▶ [Exercise task]
Restate all of the data exactly.

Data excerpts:
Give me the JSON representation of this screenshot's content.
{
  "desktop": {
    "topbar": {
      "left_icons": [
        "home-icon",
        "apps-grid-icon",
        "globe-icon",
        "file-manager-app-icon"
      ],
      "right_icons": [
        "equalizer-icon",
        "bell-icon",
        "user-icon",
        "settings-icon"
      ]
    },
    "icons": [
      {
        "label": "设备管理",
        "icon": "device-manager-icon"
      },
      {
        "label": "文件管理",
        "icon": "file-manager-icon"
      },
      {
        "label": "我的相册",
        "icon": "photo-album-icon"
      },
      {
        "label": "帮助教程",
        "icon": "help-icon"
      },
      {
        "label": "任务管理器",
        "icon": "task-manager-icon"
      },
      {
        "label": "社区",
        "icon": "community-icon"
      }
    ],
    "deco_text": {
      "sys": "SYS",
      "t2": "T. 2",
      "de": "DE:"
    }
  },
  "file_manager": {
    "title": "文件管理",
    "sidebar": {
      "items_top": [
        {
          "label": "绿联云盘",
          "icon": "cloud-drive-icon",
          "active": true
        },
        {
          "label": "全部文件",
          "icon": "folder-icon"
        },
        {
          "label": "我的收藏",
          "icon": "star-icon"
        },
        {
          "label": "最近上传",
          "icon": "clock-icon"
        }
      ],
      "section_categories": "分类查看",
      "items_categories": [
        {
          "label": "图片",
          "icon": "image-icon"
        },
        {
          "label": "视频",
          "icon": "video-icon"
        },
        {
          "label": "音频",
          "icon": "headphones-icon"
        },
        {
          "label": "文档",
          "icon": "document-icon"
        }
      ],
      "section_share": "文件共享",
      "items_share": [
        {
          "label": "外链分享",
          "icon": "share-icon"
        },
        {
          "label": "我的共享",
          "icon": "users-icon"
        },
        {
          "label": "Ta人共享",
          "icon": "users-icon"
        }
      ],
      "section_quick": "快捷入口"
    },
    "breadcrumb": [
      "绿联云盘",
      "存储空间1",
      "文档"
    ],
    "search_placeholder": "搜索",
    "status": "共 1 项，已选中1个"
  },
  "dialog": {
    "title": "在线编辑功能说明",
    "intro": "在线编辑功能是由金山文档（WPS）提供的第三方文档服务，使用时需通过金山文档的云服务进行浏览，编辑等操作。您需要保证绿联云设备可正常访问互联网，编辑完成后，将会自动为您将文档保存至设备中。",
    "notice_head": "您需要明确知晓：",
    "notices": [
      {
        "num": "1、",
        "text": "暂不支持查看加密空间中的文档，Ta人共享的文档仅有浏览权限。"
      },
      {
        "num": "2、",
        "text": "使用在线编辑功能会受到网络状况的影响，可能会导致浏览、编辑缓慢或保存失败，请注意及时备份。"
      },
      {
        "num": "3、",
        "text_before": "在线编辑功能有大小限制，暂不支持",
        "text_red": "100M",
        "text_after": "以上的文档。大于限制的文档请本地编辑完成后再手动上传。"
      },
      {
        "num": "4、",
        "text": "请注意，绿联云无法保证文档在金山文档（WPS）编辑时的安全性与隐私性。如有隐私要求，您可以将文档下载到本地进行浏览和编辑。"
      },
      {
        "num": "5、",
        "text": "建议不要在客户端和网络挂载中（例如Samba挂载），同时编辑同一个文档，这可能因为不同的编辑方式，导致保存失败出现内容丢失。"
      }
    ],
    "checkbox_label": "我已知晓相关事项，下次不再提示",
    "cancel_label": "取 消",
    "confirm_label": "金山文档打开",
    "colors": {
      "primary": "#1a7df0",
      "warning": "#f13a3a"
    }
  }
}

▶ [Correct response]
Give me the JSON representation of this screenshot's content.
{
  "desktop": {
    "topbar": {
      "left_icons": [
        "home-icon",
        "apps-grid-icon",
        "globe-icon",
        "file-manager-app-icon"
      ],
      "right_icons": [
        "equalizer-icon",
        "bell-icon",
        "user-icon",
        "settings-icon"
      ]
    },
    "icons": [
      {
        "label": "设备管理",
        "icon": "device-manager-icon"
      },
      {
        "label": "文件管理",
        "icon": "file-manager-icon"
      },
      {
        "label": "我的相册",
        "icon": "photo-album-icon"
      },
      {
        "label": "帮助教程",
        "icon": "help-icon"
      },
      {
        "label": "任务管理器",
        "icon": "task-manager-icon"
      },
      {
        "label": "社区",
        "icon": "community-icon"
      }
    ],
    "deco_text": {
      "sys": "SYS",
      "t2": "T. 2",
      "de": "DE:"
    }
  },
  "file_manager": {
    "title": "文件管理",
    "sidebar": {
      "items_top": [
        {
          "label": "绿联云盘",
          "icon": "cloud-drive-icon",
          "active": true
        },
        {
          "label": "全部文件",
          "icon": "folder-icon"
        },
        {
          "label": "我的收藏",
          "icon": "star-icon"
        },
        {
          "label": "最近上传",
          "icon": "clock-icon"
        }
      ],
      "section_categories": "分类查看",
      "items_categories": [
        {
          "label": "图片",
          "icon": "image-icon"
        },
        {
          "label": "视频",
          "icon": "video-icon"
        },
        {
          "label": "音频",
          "icon": "headphones-icon"
        },
        {
          "label": "文档",
          "icon": "document-icon"
        }
      ],
      "section_share": "文件共享",
      "items_share": [
        {
          "label": "外链分享",
          "icon": "share-icon"
        },
        {
          "label": "我的共享",
          "icon": "users-icon"
        },
        {
          "label": "Ta人共享",
          "icon": "users-icon"
        }
      ],
      "section_quick": "快捷入口"
    },
    "breadcrumb": [
      "绿联云盘",
      "存储空间1",
      "文档"
    ],
    "search_placeholder": "搜索",
    "status": "共 1 项，已选中1个"
  },
  "dialog": {
    "title": "在线编辑功能说明",
    "intro": "在线编辑功能是由金山文档（WPS）提供的第三方文档服务，使用时需通过金山文档的云服务进行浏览，编辑等操作。您需要保证绿联云设备可正常访问互联网，编辑完成后，将会自动为您将文档保存至设备中。",
    "notice_head": "您需要明确知晓：",
    "notices": [
      {
        "num": "1、",
        "text": "暂不支持查看加密空间中的文档，Ta人共享的文档仅有浏览权限。"
      },
      {
        "num": "2、",
        "text": "使用在线编辑功能会受到网络状况的影响，可能会导致浏览、编辑缓慢或保存失败，请注意及时备份。"
      },
      {
        "num": "3、",
        "text_before": "在线编辑功能有大小限制，暂不支持",
        "text_red": "100M",
        "text_after": "以上的文档。大于限制的文档请本地编辑完成后再手动上传。"
      },
      {
        "num": "4、",
        "text": "请注意，绿联云无法保证文档在金山文档（WPS）编辑时的安全性与隐私性。如有隐私要求，您可以将文档下载到本地进行浏览和编辑。"
      },
      {
        "num": "5、",
        "text": "建议不要在客户端和网络挂载中（例如Samba挂载），同时编辑同一个文档，这可能因为不同的编辑方式，导致保存失败出现内容丢失。"
      }
    ],
    "checkbox_label": "我已知晓相关事项，下次不再提示",
    "cancel_label": "取 消",
    "confirm_label": "金山文档打开",
    "colors": {
      "primary": "#1a7df0",
      "warning": "#f13a3a"
    }
  }
}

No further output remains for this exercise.